- _INSTRUCTION_: Quote, without change, all of the lines that follow.

- _RECORDS SHOWN_:
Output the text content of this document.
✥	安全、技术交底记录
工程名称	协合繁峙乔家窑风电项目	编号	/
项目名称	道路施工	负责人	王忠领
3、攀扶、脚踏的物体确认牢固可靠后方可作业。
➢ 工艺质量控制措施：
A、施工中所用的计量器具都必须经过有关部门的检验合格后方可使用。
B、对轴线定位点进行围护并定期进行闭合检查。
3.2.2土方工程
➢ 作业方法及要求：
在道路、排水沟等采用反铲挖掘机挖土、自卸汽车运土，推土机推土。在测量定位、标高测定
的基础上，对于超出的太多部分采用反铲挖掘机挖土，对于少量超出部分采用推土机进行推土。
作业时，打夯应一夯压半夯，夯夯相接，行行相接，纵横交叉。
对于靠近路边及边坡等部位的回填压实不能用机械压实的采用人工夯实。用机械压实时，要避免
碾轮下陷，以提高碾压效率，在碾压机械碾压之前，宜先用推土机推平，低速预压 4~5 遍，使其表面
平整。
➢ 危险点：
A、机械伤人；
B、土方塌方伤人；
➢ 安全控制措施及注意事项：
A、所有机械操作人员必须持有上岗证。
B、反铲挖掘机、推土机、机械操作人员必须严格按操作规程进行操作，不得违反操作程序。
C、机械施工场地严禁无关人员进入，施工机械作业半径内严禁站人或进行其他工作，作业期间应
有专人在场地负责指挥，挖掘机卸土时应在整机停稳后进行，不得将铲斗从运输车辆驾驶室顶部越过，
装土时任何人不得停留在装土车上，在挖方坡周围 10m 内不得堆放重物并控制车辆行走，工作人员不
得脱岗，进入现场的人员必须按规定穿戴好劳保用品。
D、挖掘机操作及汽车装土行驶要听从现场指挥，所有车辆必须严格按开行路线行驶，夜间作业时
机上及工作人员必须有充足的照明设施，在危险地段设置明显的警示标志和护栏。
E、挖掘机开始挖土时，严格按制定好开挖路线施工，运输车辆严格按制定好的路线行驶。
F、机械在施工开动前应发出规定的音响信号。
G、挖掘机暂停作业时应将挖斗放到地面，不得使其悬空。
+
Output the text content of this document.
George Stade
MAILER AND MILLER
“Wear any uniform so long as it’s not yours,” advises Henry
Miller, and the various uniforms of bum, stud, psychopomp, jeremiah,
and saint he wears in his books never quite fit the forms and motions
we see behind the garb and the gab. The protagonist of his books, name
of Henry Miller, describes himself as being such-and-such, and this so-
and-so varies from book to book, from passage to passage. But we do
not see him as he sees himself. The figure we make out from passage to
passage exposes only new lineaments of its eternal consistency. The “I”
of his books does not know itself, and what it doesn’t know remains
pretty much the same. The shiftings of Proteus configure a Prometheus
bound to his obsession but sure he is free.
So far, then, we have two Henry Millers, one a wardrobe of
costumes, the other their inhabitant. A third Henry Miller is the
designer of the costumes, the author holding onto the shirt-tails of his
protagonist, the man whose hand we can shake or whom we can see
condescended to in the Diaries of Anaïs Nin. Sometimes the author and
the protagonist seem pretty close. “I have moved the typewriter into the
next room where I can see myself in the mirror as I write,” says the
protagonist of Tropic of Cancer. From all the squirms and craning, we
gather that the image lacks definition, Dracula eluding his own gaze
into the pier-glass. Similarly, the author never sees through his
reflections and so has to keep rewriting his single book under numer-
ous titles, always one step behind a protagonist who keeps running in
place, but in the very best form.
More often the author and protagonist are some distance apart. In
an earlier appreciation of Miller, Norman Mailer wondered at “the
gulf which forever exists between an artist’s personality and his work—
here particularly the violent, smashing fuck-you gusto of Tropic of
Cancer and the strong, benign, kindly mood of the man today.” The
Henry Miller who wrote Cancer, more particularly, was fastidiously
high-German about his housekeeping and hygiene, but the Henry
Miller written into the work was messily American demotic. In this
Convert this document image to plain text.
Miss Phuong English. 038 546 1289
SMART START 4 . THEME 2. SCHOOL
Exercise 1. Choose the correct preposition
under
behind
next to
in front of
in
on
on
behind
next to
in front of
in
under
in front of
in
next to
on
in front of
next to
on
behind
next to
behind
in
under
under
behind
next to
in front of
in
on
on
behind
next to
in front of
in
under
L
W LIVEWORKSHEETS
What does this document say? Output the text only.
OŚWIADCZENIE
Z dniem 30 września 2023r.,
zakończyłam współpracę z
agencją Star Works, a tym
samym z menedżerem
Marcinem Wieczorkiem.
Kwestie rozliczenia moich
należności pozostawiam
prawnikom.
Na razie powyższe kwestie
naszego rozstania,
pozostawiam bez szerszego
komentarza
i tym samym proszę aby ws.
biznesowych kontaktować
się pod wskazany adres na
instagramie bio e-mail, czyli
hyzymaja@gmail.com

- _OUTPUT FOR THIS EXERCISE_:
Output the text content of this document.
✥	安全、技术交底记录
工程名称	协合繁峙乔家窑风电项目	编号	/
项目名称	道路施工	负责人	王忠领
3、攀扶、脚踏的物体确认牢固可靠后方可作业。
➢ 工艺质量控制措施：
A、施工中所用的计量器具都必须经过有关部门的检验合格后方可使用。
B、对轴线定位点进行围护并定期进行闭合检查。
3.2.2土方工程
➢ 作业方法及要求：
在道路、排水沟等采用反铲挖掘机挖土、自卸汽车运土，推土机推土。在测量定位、标高测定
的基础上，对于超出的太多部分采用反铲挖掘机挖土，对于少量超出部分采用推土机进行推土。
作业时，打夯应一夯压半夯，夯夯相接，行行相接，纵横交叉。
对于靠近路边及边坡等部位的回填压实不能用机械压实的采用人工夯实。用机械压实时，要避免
碾轮下陷，以提高碾压效率，在碾压机械碾压之前，宜先用推土机推平，低速预压 4~5 遍，使其表面
平整。
➢ 危险点：
A、机械伤人；
B、土方塌方伤人；
➢ 安全控制措施及注意事项：
A、所有机械操作人员必须持有上岗证。
B、反铲挖掘机、推土机、机械操作人员必须严格按操作规程进行操作，不得违反操作程序。
C、机械施工场地严禁无关人员进入，施工机械作业半径内严禁站人或进行其他工作，作业期间应
有专人在场地负责指挥，挖掘机卸土时应在整机停稳后进行，不得将铲斗从运输车辆驾驶室顶部越过，
装土时任何人不得停留在装土车上，在挖方坡周围 10m 内不得堆放重物并控制车辆行走，工作人员不
得脱岗，进入现场的人员必须按规定穿戴好劳保用品。
D、挖掘机操作及汽车装土行驶要听从现场指挥，所有车辆必须严格按开行路线行驶，夜间作业时
机上及工作人员必须有充足的照明设施，在危险地段设置明显的警示标志和护栏。
E、挖掘机开始挖土时，严格按制定好开挖路线施工，运输车辆严格按制定好的路线行驶。
F、机械在施工开动前应发出规定的音响信号。
G、挖掘机暂停作业时应将挖斗放到地面，不得使其悬空。
+
Output the text content of this document.
George Stade
MAILER AND MILLER
“Wear any uniform so long as it’s not yours,” advises Henry
Miller, and the various uniforms of bum, stud, psychopomp, jeremiah,
and saint he wears in his books never quite fit the forms and motions
we see behind the garb and the gab. The protagonist of his books, name
of Henry Miller, describes himself as being such-and-such, and this so-
and-so varies from book to book, from passage to passage. But we do
not see him as he sees himself. The figure we make out from passage to
passage exposes only new lineaments of its eternal consistency. The “I”
of his books does not know itself, and what it doesn’t know remains
pretty much the same. The shiftings of Proteus configure a Prometheus
bound to his obsession but sure he is free.
So far, then, we have two Henry Millers, one a wardrobe of
costumes, the other their inhabitant. A third Henry Miller is the
designer of the costumes, the author holding onto the shirt-tails of his
protagonist, the man whose hand we can shake or whom we can see
condescended to in the Diaries of Anaïs Nin. Sometimes the author and
the protagonist seem pretty close. “I have moved the typewriter into the
next room where I can see myself in the mirror as I write,” says the
protagonist of Tropic of Cancer. From all the squirms and craning, we
gather that the image lacks definition, Dracula eluding his own gaze
into the pier-glass. Similarly, the author never sees through his
reflections and so has to keep rewriting his single book under numer-
ous titles, always one step behind a protagonist who keeps running in
place, but in the very best form.
More often the author and protagonist are some distance apart. In
an earlier appreciation of Miller, Norman Mailer wondered at “the
gulf which forever exists between an artist’s personality and his work—
here particularly the violent, smashing fuck-you gusto of Tropic of
Cancer and the strong, benign, kindly mood of the man today.” The
Henry Miller who wrote Cancer, more particularly, was fastidiously
high-German about his housekeeping and hygiene, but the Henry
Miller written into the work was messily American demotic. In this
Convert this document image to plain text.
Miss Phuong English. 038 546 1289
SMART START 4 . THEME 2. SCHOOL
Exercise 1. Choose the correct preposition
under
behind
next to
in front of
in
on
on
behind
next to
in front of
in
under
in front of
in
next to
on
in front of
next to
on
behind
next to
behind
in
under
under
behind
next to
in front of
in
on
on
behind
next to
in front of
in
under
L
W LIVEWORKSHEETS
What does this document say? Output the text only.
OŚWIADCZENIE
Z dniem 30 września 2023r.,
zakończyłam współpracę z
agencją Star Works, a tym
samym z menedżerem
Marcinem Wieczorkiem.
Kwestie rozliczenia moich
należności pozostawiam
prawnikom.
Na razie powyższe kwestie
naszego rozstania,
pozostawiam bez szerszego
komentarza
i tym samym proszę aby ws.
biznesowych kontaktować
się pod wskazany adres na
instagramie bio e-mail, czyli
hyzymaja@gmail.com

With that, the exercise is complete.